A block of data:
** start **

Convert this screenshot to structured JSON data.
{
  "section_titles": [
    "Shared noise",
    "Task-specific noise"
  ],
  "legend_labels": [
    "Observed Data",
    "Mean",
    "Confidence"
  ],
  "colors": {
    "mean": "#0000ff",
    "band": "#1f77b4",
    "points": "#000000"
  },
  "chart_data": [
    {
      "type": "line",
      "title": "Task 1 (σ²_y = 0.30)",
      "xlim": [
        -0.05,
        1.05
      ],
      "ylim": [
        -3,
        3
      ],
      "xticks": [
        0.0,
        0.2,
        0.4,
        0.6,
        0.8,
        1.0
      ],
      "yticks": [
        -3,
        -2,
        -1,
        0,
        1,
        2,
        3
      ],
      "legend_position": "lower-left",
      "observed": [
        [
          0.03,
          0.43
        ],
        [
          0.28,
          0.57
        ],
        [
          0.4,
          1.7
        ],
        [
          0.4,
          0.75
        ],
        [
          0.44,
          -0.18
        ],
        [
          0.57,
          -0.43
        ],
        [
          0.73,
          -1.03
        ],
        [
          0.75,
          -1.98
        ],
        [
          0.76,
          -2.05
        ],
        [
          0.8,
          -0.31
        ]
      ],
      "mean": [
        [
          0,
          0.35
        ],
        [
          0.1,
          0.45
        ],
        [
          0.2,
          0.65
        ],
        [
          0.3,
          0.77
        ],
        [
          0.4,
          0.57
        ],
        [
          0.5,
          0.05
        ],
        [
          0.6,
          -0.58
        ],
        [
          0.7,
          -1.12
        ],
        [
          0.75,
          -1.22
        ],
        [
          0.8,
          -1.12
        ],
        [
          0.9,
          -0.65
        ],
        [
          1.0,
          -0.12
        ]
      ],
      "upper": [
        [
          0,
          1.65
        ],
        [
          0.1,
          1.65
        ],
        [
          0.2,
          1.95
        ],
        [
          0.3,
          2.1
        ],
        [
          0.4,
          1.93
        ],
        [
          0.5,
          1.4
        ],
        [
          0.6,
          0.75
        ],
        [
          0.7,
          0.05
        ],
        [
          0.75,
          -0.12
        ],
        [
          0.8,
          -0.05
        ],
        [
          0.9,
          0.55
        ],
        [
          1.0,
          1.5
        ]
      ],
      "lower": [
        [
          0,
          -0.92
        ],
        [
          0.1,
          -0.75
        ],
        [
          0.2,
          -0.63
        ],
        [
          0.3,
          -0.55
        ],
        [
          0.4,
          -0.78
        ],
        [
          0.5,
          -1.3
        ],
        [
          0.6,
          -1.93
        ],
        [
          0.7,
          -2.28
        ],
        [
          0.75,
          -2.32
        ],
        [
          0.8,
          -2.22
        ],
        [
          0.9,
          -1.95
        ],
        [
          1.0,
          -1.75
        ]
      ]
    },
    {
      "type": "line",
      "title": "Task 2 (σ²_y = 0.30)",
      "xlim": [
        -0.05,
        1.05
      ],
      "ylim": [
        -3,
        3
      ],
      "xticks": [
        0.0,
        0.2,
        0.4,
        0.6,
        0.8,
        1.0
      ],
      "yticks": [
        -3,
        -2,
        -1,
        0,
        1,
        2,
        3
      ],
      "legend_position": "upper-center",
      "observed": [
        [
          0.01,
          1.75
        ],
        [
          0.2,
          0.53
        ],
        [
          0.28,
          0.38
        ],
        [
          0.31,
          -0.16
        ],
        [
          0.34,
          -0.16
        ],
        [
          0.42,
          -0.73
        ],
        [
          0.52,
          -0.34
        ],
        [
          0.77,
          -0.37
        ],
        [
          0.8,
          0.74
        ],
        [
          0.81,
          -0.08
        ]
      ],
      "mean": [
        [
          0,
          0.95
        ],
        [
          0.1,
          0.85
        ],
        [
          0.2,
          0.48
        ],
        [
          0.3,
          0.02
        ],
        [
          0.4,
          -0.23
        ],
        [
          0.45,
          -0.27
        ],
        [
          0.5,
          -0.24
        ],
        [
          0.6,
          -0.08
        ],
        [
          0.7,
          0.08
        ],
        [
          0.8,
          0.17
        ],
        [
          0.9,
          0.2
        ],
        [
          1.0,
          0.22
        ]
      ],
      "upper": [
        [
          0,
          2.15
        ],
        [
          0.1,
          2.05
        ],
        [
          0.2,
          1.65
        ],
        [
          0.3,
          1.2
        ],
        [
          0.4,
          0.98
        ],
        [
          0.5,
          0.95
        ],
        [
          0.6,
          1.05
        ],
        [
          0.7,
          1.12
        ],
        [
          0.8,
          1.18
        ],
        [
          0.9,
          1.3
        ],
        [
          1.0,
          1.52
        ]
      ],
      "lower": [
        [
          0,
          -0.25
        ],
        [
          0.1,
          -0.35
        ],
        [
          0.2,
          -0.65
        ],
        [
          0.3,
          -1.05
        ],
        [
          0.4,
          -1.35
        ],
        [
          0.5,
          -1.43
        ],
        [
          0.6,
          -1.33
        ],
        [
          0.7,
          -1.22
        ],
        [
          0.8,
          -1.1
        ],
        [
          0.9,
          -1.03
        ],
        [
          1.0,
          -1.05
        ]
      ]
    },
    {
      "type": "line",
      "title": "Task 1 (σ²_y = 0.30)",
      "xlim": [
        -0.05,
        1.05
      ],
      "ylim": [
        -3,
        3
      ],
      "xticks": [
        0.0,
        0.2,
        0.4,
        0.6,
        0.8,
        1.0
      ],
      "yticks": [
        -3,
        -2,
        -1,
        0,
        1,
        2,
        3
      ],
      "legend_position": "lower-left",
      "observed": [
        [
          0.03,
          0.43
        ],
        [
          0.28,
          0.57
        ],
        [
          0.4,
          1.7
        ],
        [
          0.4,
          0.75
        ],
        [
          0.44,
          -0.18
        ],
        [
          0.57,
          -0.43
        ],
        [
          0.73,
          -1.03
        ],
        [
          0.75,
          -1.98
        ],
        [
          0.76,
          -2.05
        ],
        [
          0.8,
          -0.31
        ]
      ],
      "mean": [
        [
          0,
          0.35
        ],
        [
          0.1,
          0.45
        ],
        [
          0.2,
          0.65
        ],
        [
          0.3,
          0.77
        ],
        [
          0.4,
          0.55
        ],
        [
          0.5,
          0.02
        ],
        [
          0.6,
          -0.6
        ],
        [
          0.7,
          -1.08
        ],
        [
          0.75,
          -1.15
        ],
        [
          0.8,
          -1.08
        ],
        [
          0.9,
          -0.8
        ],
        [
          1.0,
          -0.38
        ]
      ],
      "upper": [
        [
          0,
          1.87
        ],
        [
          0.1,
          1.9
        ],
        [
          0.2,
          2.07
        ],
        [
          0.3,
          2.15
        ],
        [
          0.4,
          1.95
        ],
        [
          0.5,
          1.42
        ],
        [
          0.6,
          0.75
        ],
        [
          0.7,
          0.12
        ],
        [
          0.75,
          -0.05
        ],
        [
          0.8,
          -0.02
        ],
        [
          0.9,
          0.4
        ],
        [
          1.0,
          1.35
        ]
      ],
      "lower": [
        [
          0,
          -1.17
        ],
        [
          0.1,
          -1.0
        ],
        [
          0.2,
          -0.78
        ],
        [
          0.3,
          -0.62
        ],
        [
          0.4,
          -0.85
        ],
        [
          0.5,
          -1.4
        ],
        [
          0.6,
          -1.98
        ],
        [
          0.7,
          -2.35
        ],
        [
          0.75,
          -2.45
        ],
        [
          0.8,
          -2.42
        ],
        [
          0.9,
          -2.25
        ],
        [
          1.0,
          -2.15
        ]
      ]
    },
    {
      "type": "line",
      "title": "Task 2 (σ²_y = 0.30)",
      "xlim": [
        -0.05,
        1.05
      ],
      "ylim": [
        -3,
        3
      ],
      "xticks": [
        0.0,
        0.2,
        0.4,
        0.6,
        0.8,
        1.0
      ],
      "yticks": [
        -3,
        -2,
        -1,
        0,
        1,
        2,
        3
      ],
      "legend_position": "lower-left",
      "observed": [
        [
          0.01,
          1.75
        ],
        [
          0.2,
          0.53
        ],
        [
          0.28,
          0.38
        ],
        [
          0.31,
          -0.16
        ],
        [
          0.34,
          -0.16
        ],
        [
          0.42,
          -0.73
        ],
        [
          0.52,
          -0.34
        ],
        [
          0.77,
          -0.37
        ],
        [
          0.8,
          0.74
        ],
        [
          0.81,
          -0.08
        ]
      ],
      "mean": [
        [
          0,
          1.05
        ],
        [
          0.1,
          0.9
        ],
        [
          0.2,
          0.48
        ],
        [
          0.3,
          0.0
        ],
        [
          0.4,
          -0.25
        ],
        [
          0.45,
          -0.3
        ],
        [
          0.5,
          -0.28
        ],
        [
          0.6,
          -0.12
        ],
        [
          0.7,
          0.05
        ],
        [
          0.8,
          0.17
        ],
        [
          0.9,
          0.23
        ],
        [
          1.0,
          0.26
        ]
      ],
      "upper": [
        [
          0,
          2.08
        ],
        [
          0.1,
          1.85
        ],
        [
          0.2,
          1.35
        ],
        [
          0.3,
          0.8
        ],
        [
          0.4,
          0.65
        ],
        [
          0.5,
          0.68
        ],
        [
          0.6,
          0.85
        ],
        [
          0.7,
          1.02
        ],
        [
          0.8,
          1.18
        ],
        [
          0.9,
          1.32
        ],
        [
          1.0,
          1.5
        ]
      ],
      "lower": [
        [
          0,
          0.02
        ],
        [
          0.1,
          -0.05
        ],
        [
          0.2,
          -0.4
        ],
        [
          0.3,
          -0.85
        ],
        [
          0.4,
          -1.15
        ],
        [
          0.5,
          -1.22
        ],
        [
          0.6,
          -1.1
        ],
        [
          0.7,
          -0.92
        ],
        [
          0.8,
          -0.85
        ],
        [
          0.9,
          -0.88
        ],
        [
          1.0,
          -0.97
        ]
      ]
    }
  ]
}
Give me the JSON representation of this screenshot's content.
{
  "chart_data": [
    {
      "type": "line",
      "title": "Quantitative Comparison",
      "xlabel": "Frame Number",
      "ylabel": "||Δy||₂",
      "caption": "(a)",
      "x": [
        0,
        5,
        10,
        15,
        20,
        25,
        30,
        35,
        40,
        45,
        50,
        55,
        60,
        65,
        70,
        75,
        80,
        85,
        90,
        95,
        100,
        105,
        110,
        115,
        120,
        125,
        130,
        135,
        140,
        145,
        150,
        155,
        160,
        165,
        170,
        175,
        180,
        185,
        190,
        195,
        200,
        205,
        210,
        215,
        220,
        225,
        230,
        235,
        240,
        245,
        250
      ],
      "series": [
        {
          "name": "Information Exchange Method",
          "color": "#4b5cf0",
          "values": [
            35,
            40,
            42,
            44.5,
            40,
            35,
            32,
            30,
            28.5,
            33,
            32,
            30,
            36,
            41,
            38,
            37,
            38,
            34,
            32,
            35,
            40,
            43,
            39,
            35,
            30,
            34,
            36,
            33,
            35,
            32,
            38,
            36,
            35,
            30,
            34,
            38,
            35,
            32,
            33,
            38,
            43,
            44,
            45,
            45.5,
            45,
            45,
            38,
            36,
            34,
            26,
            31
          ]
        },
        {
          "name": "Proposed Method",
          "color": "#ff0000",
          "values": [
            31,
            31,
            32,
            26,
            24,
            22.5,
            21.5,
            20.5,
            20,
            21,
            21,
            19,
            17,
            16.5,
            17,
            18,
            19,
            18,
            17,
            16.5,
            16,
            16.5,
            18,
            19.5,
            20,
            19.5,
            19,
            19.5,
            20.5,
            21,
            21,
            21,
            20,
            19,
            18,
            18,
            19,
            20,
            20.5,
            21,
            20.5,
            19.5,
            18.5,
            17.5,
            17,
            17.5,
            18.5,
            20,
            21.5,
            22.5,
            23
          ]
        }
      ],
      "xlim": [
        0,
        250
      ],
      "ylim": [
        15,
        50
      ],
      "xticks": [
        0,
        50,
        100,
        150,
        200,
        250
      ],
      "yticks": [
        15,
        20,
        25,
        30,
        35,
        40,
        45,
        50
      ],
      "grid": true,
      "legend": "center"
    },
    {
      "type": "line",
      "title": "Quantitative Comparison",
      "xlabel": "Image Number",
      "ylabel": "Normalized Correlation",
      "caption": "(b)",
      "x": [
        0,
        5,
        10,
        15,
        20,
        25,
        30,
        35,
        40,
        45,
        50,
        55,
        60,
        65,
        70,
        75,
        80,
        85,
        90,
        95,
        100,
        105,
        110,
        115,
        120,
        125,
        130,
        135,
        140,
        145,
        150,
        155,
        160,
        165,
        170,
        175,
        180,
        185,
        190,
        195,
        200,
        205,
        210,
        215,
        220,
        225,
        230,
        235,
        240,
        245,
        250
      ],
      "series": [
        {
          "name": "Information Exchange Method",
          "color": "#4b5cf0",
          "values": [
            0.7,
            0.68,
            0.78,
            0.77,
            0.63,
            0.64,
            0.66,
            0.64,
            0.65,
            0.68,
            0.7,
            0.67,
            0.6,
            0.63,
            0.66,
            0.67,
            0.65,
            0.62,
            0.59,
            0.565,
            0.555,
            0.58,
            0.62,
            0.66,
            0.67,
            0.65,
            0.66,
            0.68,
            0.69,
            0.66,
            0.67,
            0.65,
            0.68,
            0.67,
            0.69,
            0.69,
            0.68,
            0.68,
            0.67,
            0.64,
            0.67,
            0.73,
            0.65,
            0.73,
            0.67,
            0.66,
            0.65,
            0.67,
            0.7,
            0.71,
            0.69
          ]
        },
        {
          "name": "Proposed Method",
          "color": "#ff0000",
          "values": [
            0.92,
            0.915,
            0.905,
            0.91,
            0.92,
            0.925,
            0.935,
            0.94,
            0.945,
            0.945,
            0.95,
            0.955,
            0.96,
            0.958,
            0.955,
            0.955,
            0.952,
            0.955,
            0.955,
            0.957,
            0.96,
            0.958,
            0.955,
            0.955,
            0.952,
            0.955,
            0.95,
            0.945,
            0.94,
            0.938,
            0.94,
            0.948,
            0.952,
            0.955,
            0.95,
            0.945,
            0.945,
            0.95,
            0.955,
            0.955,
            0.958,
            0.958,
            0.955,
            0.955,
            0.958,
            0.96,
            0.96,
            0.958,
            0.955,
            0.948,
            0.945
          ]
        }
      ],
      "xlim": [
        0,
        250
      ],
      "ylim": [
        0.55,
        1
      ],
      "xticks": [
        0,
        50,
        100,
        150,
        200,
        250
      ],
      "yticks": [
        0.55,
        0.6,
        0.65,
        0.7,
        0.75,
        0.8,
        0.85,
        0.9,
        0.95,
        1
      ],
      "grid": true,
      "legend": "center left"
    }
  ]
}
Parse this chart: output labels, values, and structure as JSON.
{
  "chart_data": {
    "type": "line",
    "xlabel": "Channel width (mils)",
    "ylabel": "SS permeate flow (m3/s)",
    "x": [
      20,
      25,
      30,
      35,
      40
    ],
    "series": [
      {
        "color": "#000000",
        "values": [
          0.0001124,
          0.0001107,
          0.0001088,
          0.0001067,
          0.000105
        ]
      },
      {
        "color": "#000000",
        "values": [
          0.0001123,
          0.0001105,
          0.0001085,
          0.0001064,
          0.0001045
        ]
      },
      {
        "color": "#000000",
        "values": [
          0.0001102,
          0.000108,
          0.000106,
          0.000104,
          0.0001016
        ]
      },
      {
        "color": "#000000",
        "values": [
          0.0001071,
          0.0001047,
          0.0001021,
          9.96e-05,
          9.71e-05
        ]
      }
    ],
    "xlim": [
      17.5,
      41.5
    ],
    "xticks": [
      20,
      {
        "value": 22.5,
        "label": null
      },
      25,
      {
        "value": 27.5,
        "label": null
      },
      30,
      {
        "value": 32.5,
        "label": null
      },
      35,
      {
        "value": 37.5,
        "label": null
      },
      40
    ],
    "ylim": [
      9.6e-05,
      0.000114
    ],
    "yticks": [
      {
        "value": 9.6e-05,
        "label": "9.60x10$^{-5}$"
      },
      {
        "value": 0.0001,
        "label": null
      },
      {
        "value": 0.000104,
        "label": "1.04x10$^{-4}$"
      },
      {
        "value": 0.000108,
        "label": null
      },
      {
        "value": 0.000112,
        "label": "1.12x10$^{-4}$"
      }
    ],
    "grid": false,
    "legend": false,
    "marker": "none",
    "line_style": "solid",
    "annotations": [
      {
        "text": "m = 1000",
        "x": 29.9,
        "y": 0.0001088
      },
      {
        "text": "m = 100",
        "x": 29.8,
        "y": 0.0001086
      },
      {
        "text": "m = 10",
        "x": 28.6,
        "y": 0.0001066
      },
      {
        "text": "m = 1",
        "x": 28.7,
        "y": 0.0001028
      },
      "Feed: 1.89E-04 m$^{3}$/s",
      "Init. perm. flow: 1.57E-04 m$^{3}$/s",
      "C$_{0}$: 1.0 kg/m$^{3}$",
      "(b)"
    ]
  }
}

** end **

Aim: Note each line of the entries that has "text" in it, and copy those lines.

Answer for the task:
        "text": "m = 1000",
        "text": "m = 100",
        "text": "m = 10",
        "text": "m = 1",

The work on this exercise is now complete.